:: TEXT UNDER STUDY ::
--------------------------------------------------
By: World Health Organization

Uranium

Metallic uranium (U) is a silver-white, lustrous, dense, weakly radioactive element. It is ubiquitous throughout the natural environment, and is found in varying but small amounts in rocks, soils, water, air, plants, animals and in all human beings.

Natural uranium consists of a mixture of three radioactive isotopes which are identified by the mass numbers 238U (99.27% by mass), 235U (0.72%) and 234U (0.0054%).

On average, approximately 90 µg (micrograms) of uranium exists in the human body from normal intakes of water, food and air. About 66% is found in the skeleton, 16% in the liver, 8% in the kidneys and 10% in other tissues.

Uranium is used primarily in nuclear power plants. However, most reactors require uranium in which the 235U content is enriched from 0.72% to about 1.5-3%.

Depleted uranium

The uranium remaining after removal of the enriched fraction contains about 99.8% 238U, 0.2% 235U and 0.001% 234U by mass; this is referred to as depleted uranium or DU.

The main difference between DU and natural uranium is that the former contains at least three times less 235U than the latter.

DU, consequently, is weakly radioactive and a radiation dose from it would be about 60% of that from purified natural uranium with the same mass.

The behaviour of DU in the body is identical to that of natural uranium.
--------------------------------------------------
:: INPUT DATA ::
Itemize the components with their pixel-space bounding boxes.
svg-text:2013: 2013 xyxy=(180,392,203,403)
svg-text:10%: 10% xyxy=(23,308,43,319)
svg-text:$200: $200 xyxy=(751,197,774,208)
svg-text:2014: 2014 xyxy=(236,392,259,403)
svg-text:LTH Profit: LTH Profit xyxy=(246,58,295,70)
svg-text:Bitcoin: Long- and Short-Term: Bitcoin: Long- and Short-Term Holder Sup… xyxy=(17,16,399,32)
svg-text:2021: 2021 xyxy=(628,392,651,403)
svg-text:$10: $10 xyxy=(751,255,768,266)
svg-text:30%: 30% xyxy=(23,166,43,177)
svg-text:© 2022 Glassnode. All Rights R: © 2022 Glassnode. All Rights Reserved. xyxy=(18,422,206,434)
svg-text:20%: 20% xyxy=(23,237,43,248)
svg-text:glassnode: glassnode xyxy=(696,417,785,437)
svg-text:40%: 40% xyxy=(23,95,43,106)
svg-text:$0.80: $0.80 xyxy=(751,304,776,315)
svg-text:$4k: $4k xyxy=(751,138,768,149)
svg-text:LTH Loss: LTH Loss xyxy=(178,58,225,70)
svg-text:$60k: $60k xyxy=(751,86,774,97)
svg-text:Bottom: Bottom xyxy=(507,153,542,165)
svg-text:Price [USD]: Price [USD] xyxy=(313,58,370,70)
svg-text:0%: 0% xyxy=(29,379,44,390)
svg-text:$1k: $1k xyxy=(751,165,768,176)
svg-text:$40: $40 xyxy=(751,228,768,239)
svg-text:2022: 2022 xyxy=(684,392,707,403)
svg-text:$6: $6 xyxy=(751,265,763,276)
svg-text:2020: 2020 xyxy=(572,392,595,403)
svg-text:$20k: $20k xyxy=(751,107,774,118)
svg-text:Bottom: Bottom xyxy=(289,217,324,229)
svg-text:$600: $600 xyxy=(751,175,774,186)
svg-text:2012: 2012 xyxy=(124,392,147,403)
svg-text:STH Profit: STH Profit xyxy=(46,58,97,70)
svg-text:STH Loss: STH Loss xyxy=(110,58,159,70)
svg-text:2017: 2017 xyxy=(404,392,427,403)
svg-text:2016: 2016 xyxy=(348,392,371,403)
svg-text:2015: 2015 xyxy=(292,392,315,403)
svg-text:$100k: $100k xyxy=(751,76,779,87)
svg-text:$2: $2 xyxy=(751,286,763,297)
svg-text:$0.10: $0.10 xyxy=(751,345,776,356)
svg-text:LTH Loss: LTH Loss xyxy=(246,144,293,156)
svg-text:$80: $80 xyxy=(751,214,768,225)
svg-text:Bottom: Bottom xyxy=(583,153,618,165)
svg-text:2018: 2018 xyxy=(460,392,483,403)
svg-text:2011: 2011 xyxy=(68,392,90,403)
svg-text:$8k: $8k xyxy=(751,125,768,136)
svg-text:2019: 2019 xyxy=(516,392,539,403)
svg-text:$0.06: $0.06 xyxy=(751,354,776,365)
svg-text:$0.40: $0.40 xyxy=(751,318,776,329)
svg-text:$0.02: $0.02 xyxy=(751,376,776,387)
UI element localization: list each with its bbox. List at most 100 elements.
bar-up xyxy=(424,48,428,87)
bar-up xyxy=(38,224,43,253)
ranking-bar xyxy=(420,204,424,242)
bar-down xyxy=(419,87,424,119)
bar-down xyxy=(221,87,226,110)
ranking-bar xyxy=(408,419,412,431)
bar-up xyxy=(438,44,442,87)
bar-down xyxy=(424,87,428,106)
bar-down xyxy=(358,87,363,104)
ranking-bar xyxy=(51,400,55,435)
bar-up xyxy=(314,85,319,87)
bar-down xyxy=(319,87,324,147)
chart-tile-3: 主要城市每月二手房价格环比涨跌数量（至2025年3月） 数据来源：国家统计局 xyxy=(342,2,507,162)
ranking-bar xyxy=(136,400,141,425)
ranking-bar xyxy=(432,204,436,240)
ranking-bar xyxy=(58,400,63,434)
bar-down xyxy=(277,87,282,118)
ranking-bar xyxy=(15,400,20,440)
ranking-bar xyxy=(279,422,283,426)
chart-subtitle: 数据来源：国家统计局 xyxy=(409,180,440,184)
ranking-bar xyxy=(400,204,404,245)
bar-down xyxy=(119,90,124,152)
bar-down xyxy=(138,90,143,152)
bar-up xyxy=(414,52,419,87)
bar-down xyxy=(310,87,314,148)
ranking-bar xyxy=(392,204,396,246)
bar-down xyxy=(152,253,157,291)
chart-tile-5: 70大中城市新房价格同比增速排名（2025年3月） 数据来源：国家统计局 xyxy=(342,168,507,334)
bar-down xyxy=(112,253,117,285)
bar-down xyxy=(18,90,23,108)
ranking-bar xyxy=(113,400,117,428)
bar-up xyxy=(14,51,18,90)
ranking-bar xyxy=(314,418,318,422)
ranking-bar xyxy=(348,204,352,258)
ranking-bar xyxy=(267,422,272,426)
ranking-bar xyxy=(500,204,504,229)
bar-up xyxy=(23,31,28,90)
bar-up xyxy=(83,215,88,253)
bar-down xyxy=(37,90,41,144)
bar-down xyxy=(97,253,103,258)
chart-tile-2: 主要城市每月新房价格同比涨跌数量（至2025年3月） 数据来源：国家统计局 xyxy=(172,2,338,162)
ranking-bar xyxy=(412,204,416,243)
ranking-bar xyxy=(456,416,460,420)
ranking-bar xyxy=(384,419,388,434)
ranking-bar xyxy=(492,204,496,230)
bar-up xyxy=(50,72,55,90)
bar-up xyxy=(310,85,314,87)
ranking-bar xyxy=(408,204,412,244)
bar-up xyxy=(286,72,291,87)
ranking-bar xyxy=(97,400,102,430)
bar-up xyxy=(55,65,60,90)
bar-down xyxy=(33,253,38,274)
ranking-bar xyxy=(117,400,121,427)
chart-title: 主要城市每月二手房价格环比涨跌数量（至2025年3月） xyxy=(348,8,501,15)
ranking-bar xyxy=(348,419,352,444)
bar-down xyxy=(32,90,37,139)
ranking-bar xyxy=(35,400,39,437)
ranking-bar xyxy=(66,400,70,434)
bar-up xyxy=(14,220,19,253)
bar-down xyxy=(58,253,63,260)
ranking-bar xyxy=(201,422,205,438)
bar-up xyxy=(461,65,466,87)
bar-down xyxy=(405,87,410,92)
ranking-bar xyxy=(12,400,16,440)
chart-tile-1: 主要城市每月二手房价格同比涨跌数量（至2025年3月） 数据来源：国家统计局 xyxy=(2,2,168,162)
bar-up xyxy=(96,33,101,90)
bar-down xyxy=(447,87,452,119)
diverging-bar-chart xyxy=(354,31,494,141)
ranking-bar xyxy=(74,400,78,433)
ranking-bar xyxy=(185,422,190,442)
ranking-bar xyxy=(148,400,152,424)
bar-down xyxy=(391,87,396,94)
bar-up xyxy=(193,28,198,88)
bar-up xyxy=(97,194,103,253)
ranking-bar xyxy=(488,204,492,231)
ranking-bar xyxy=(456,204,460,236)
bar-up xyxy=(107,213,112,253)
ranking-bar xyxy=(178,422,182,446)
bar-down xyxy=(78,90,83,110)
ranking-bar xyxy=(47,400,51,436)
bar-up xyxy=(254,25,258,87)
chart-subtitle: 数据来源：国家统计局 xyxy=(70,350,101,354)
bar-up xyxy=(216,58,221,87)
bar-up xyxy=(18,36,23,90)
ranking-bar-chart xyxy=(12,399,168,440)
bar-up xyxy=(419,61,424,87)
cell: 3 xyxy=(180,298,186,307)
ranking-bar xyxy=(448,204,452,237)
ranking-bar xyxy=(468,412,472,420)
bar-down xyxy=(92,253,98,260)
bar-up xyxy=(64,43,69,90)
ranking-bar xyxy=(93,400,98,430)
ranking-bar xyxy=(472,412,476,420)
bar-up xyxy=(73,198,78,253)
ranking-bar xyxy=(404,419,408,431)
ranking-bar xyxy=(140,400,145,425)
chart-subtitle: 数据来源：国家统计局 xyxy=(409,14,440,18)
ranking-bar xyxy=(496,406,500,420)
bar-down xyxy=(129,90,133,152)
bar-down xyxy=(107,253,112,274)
--------------------------------------------------
:: WORK TASK ::
Reproduce the uranium text verbatim from "Natural uranium consists" up to and including "and 234U (0.0054%).". The data was taken from a separate source.

:: RESPONSE BELOW ::
Natural uranium consists of a mixture of three radioactive isotopes which are identified by the mass numbers 238U (99.27% by mass), 235U (0.72%) and 234U (0.0054%).